- **Problem requirements**
Locate every line in the records below that contains the word "Agnes", and copy each one.
--------------------
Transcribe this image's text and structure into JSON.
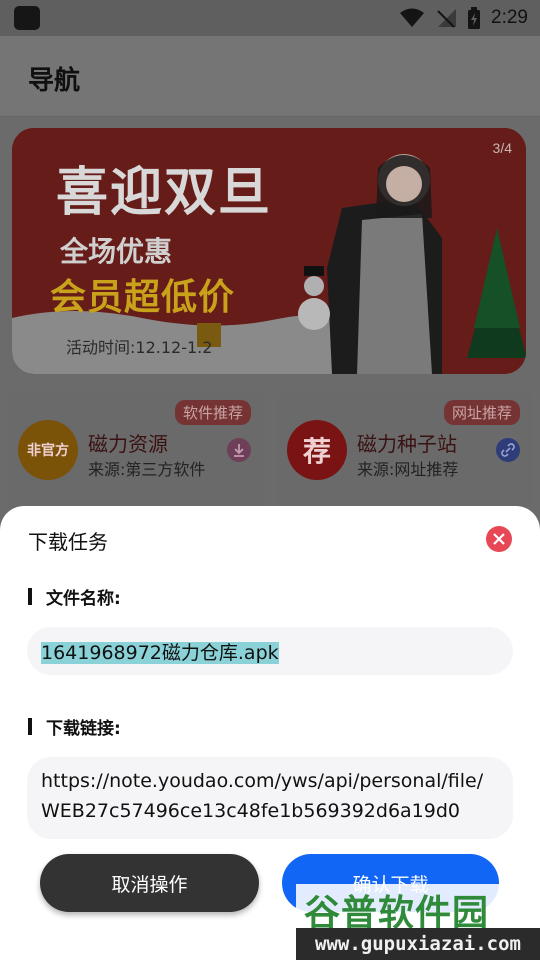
{
  "status_bar": {
    "time": "2:29"
  },
  "header": {
    "title": "导航"
  },
  "banner": {
    "counter": "3/4",
    "headline": "喜迎双旦",
    "line1": "全场优惠",
    "line2": "会员超低价",
    "date": "活动时间:12.12-1.2"
  },
  "cards": [
    {
      "tag": "软件推荐",
      "badge": "非官方",
      "title": "磁力资源",
      "subtitle": "来源:第三方软件",
      "badge_color": "#7a5208",
      "icon": "download-icon"
    },
    {
      "tag": "网址推荐",
      "badge": "荐",
      "title": "磁力种子站",
      "subtitle": "来源:网址推荐",
      "badge_color": "#7a1414",
      "icon": "link-icon"
    }
  ],
  "dialog": {
    "title": "下载任务",
    "file_name_label": "文件名称:",
    "file_name_value": "1641968972磁力仓库.apk",
    "link_label": "下载链接:",
    "link_value": "https://note.youdao.com/yws/api/personal/file/WEB27c57496ce13c48fe1b569392d6a19d0",
    "cancel_label": "取消操作",
    "confirm_label": "确认下载",
    "accent_color": "#1166f5",
    "close_color": "#e84856"
  },
  "watermark": {
    "title": "谷普软件园",
    "url": "www.gupuxiazai.com"
  }
}
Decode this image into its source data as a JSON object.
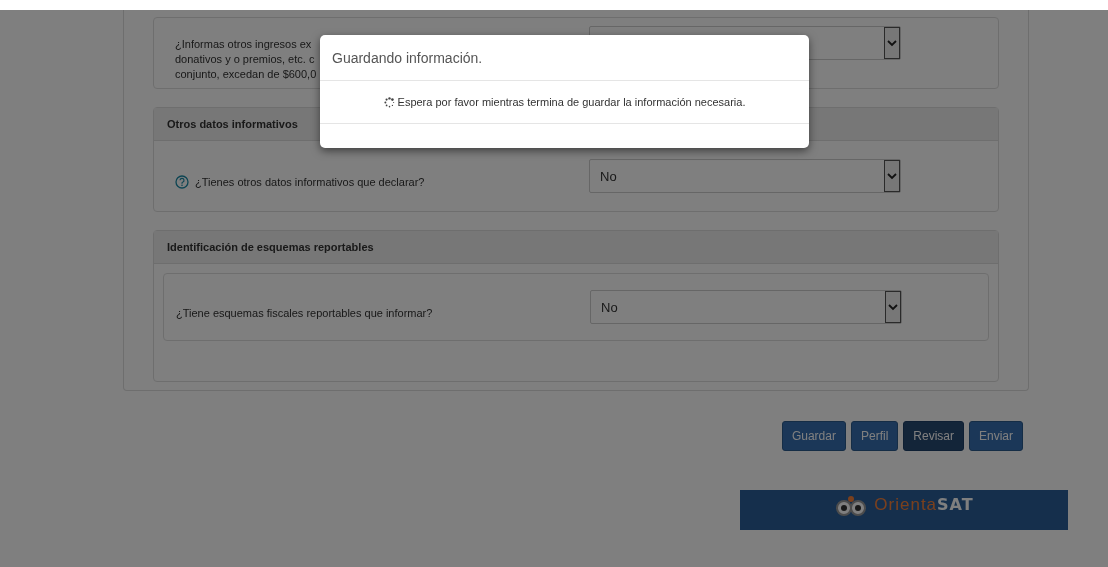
{
  "sections": [
    {
      "boxed": false,
      "question": {
        "lines": [
          "¿Informas otros ingresos ex",
          "donativos y o premios, etc. c",
          "conjunto, excedan de $600,0"
        ]
      }
    },
    {
      "title": "Otros datos informativos",
      "boxed": false,
      "question": {
        "lines": [
          "¿Tienes otros datos informativos que declarar?"
        ],
        "help_icon": true,
        "value": "No"
      }
    },
    {
      "title": "Identificación de esquemas reportables",
      "boxed": true,
      "question": {
        "lines": [
          "¿Tiene esquemas fiscales reportables que informar?"
        ],
        "value": "No"
      }
    }
  ],
  "buttons": [
    {
      "label": "Guardar",
      "selected": false
    },
    {
      "label": "Perfil",
      "selected": false
    },
    {
      "label": "Revisar",
      "selected": true
    },
    {
      "label": "Enviar",
      "selected": false
    }
  ],
  "banner": {
    "text_light": "Orienta",
    "text_bold": "SAT"
  },
  "modal": {
    "title": "Guardando información.",
    "message": "Espera por favor mientras termina de guardar la información necesaria."
  }
}
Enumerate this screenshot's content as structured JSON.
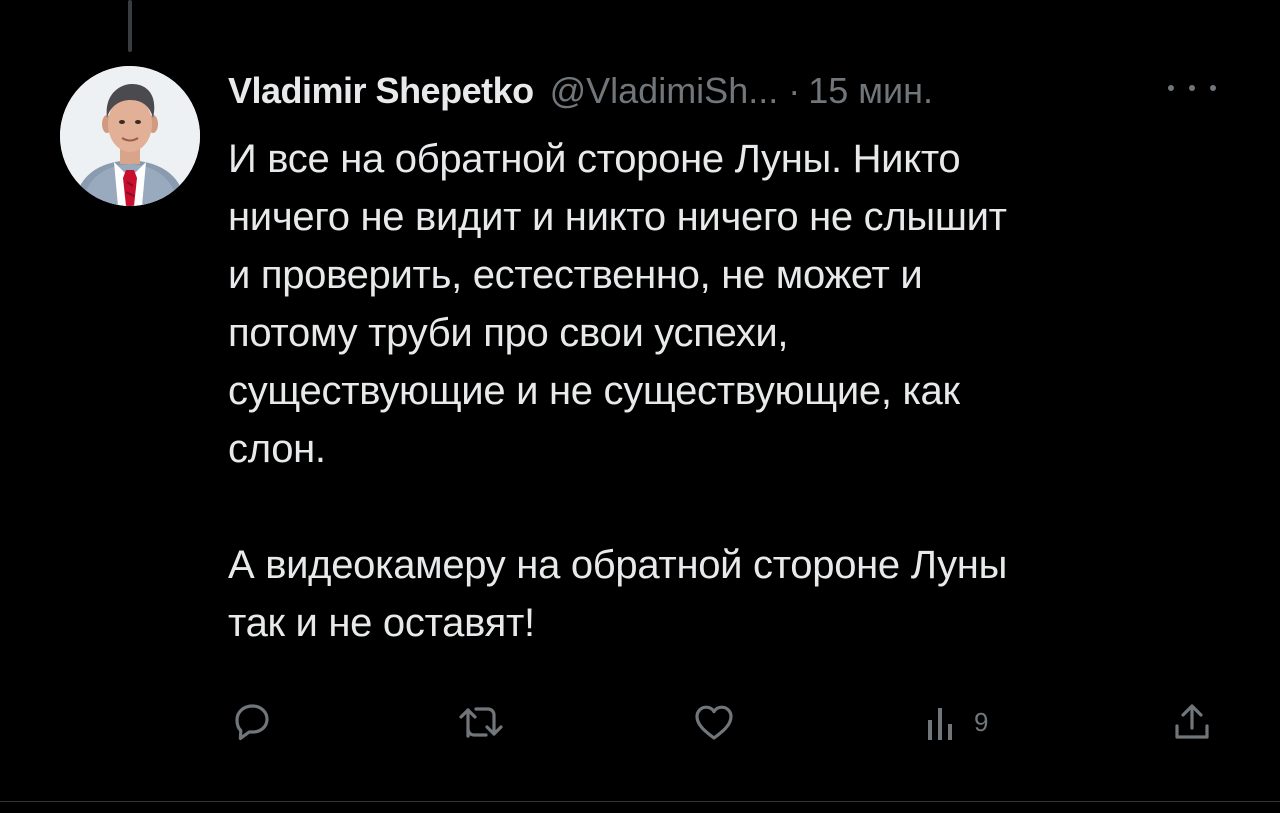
{
  "tweet": {
    "author_name": "Vladimir Shepetko",
    "author_handle": "@VladimiSh...",
    "separator": "·",
    "time": "15 мин.",
    "paragraphs": [
      "И все на обратной стороне Луны. Никто\nничего не видит и никто ничего не слышит\nи проверить, естественно, не может и\nпотому труби про свои успехи,\nсуществующие и не существующие, как\nслон.",
      "А видеокамеру на обратной стороне Луны\nтак и не оставят!"
    ]
  },
  "actions": {
    "reply": {
      "icon": "reply-icon"
    },
    "repost": {
      "icon": "repost-icon"
    },
    "like": {
      "icon": "heart-icon"
    },
    "views": {
      "icon": "views-icon",
      "count": "9"
    },
    "share": {
      "icon": "share-icon"
    }
  },
  "colors": {
    "background": "#000000",
    "text_primary": "#e7e9ea",
    "text_secondary": "#71767b",
    "thread_line": "#3a3d40"
  }
}
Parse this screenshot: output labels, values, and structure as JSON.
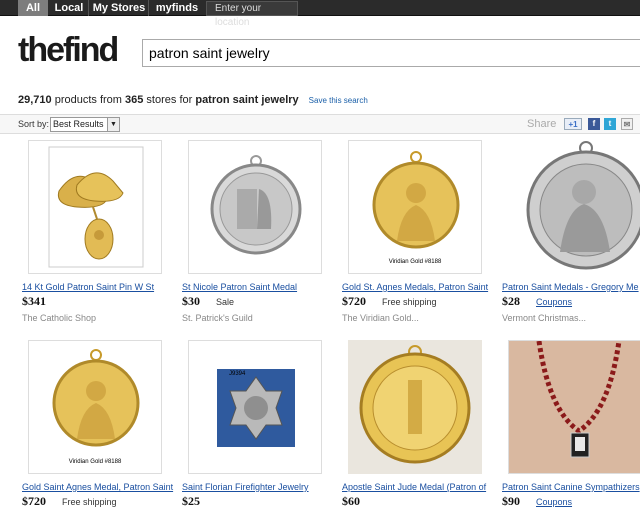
{
  "nav": {
    "tabs": [
      "All",
      "Local",
      "My Stores",
      "myfinds"
    ],
    "location_placeholder": "Enter your location"
  },
  "header": {
    "logo_the": "the",
    "logo_find": "find",
    "search_value": "patron saint jewelry"
  },
  "results": {
    "count": "29,710",
    "text_mid": " products from ",
    "stores": "365",
    "text_for": " stores for ",
    "query": "patron saint jewelry",
    "save_link": "Save this search"
  },
  "sortbar": {
    "label": "Sort by:",
    "selected": "Best Results",
    "share": "Share",
    "plus1": "+1",
    "fb": "f",
    "tw": "t",
    "mail": "✉"
  },
  "products": [
    {
      "title": "14 Kt Gold Patron Saint Pin W St",
      "price": "$341",
      "extra": "",
      "store": "The Catholic Shop"
    },
    {
      "title": "St Nicole Patron Saint Medal",
      "price": "$30",
      "extra": "Sale",
      "store": "St. Patrick's Guild"
    },
    {
      "title": "Gold St. Agnes Medals, Patron Saint",
      "price": "$720",
      "extra": "Free shipping",
      "store": "The Viridian Gold...",
      "caption": "Viridian Gold #8188"
    },
    {
      "title": "Patron Saint Medals - Gregory Me",
      "price": "$28",
      "extra": "Coupons",
      "store": "Vermont Christmas..."
    },
    {
      "title": "Gold Saint Agnes Medal, Patron Saint",
      "price": "$720",
      "extra": "Free shipping",
      "store": "",
      "caption": "Viridian Gold #8188"
    },
    {
      "title": "Saint Florian Firefighter Jewelry",
      "price": "$25",
      "extra": "",
      "store": "",
      "caption": "J9394"
    },
    {
      "title": "Apostle Saint Jude Medal (Patron of",
      "price": "$60",
      "extra": "",
      "store": ""
    },
    {
      "title": "Patron Saint Canine Sympathizers",
      "price": "$90",
      "extra": "Coupons",
      "store": ""
    }
  ]
}
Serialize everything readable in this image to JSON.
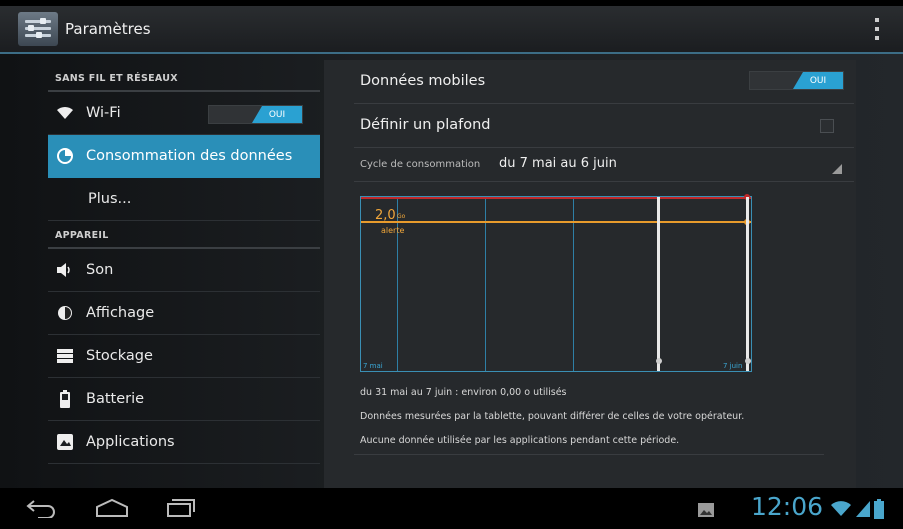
{
  "action_bar": {
    "title": "Paramètres",
    "app_icon": "settings-sliders-icon",
    "overflow_icon": "overflow-menu-icon"
  },
  "sidebar": {
    "sections": [
      {
        "header": "SANS FIL ET RÉSEAUX"
      },
      {
        "header": "APPAREIL"
      }
    ],
    "items": [
      {
        "label": "Wi-Fi",
        "icon": "wifi-icon",
        "toggle": "OUI"
      },
      {
        "label": "Consommation des données",
        "icon": "data-usage-icon",
        "selected": true
      },
      {
        "label": "Plus..."
      },
      {
        "label": "Son",
        "icon": "speaker-icon"
      },
      {
        "label": "Affichage",
        "icon": "brightness-icon"
      },
      {
        "label": "Stockage",
        "icon": "storage-icon"
      },
      {
        "label": "Batterie",
        "icon": "battery-icon"
      },
      {
        "label": "Applications",
        "icon": "applications-icon"
      }
    ]
  },
  "detail": {
    "mobile_data": {
      "label": "Données mobiles",
      "toggle": "OUI"
    },
    "set_limit": {
      "label": "Définir un plafond",
      "checked": false
    },
    "cycle": {
      "label": "Cycle de consommation",
      "value": "du 7 mai au 6 juin"
    },
    "chart": {
      "warning_value": "2,0",
      "warning_unit": "Go",
      "warning_label": "alerte",
      "start_label": "7 mai",
      "end_label": "7 juin"
    },
    "info": [
      "du 31 mai au 7 juin : environ 0,00 o utilisés",
      "Données mesurées par la tablette, pouvant différer de celles de votre opérateur.",
      "Aucune donnée utilisée par les applications pendant cette période."
    ]
  },
  "navbar": {
    "back_icon": "back-icon",
    "home_icon": "home-icon",
    "recents_icon": "recent-apps-icon",
    "gallery_icon": "image-notification-icon",
    "clock": "12:06",
    "wifi_icon": "wifi-status-icon",
    "signal_icon": "signal-icon",
    "battery_icon": "battery-status-icon"
  },
  "colors": {
    "accent": "#2a8fb8",
    "toggle_on": "#2aa1d2",
    "warning": "#e89b2c",
    "limit": "#c0282a",
    "clock": "#4aa6cc"
  }
}
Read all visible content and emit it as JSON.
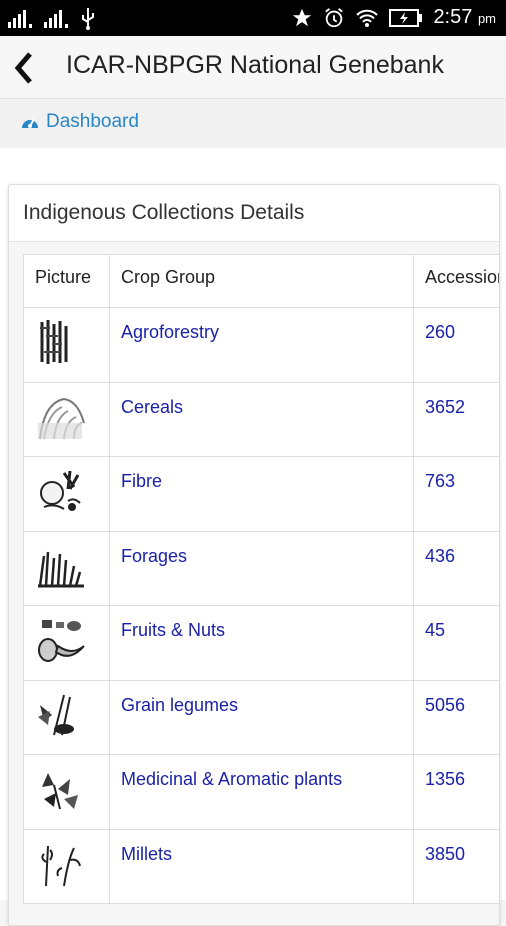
{
  "status_bar": {
    "time": "2:57",
    "ampm": "pm",
    "icons": [
      "signal-icon",
      "signal-icon",
      "usb-icon",
      "star-icon",
      "alarm-icon",
      "wifi-icon",
      "battery-icon"
    ]
  },
  "app_bar": {
    "title": "ICAR-NBPGR National Genebank",
    "back_icon": "chevron-left-icon"
  },
  "breadcrumb": {
    "icon": "dashboard-icon",
    "label": "Dashboard"
  },
  "card": {
    "title": "Indigenous Collections Details",
    "columns": [
      "Picture",
      "Crop Group",
      "Accessions"
    ],
    "rows": [
      {
        "icon": "agroforestry-icon",
        "group": "Agroforestry",
        "accessions": "260"
      },
      {
        "icon": "cereals-icon",
        "group": "Cereals",
        "accessions": "3652"
      },
      {
        "icon": "fibre-icon",
        "group": "Fibre",
        "accessions": "763"
      },
      {
        "icon": "forages-icon",
        "group": "Forages",
        "accessions": "436"
      },
      {
        "icon": "fruits-nuts-icon",
        "group": "Fruits & Nuts",
        "accessions": "45"
      },
      {
        "icon": "grain-legumes-icon",
        "group": "Grain legumes",
        "accessions": "5056"
      },
      {
        "icon": "medicinal-icon",
        "group": "Medicinal & Aromatic plants",
        "accessions": "1356"
      },
      {
        "icon": "millets-icon",
        "group": "Millets",
        "accessions": "3850"
      }
    ]
  },
  "colors": {
    "link": "#1a22a8",
    "breadcrumb": "#2a87c5",
    "status_bar_bg": "#000000"
  }
}
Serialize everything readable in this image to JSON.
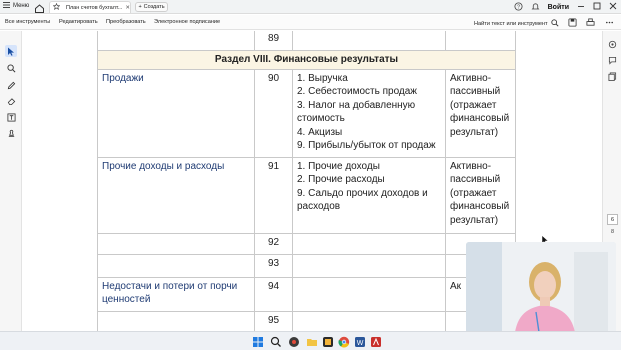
{
  "tabbar": {
    "menu_label": "Меню",
    "tab_title": "План счетов бухгалт...",
    "new_tab_label": "Создать",
    "login_label": "Войти"
  },
  "toolbar": {
    "items": [
      "Все инструменты",
      "Редактировать",
      "Преобразовать",
      "Электронное подписание"
    ],
    "search_label": "Найти текст или инструмент"
  },
  "pager": {
    "current": "6",
    "total": "8"
  },
  "table": {
    "rows": [
      {
        "name": "",
        "num": "89",
        "subs": [],
        "type": []
      },
      {
        "section": "Раздел VIII. Финансовые результаты"
      },
      {
        "name": "Продажи",
        "num": "90",
        "subs": [
          "1. Выручка",
          "2. Себестоимость продаж",
          "3. Налог на добавленную стоимость",
          "4. Акцизы",
          "9. Прибыль/убыток от продаж"
        ],
        "type": [
          "Активно-",
          "пассивный",
          "(отражает",
          "финансовый",
          "результат)"
        ]
      },
      {
        "name": "Прочие доходы и расходы",
        "num": "91",
        "subs": [
          "1. Прочие доходы",
          "2. Прочие расходы",
          "9. Сальдо прочих доходов и расходов"
        ],
        "type": [
          "Активно-",
          "пассивный",
          "(отражает",
          "финансовый",
          "результат)"
        ]
      },
      {
        "name": "",
        "num": "92",
        "subs": [],
        "type": []
      },
      {
        "name": "",
        "num": "93",
        "subs": [],
        "type": []
      },
      {
        "name": "Недостачи и потери от порчи ценностей",
        "num": "94",
        "subs": [],
        "type": [
          "Ак"
        ]
      },
      {
        "name": "",
        "num": "95",
        "subs": [],
        "type": []
      }
    ]
  },
  "colors": {
    "section_bg": "#fbf5e4",
    "name_text": "#1f3b73",
    "accent": "#1a73e8"
  }
}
--------------------
- **Solution below**
      "title": "Gold St. Agnes Medals, Patron Saint",
      "title": "Gold Saint Agnes Medal, Patron Saint",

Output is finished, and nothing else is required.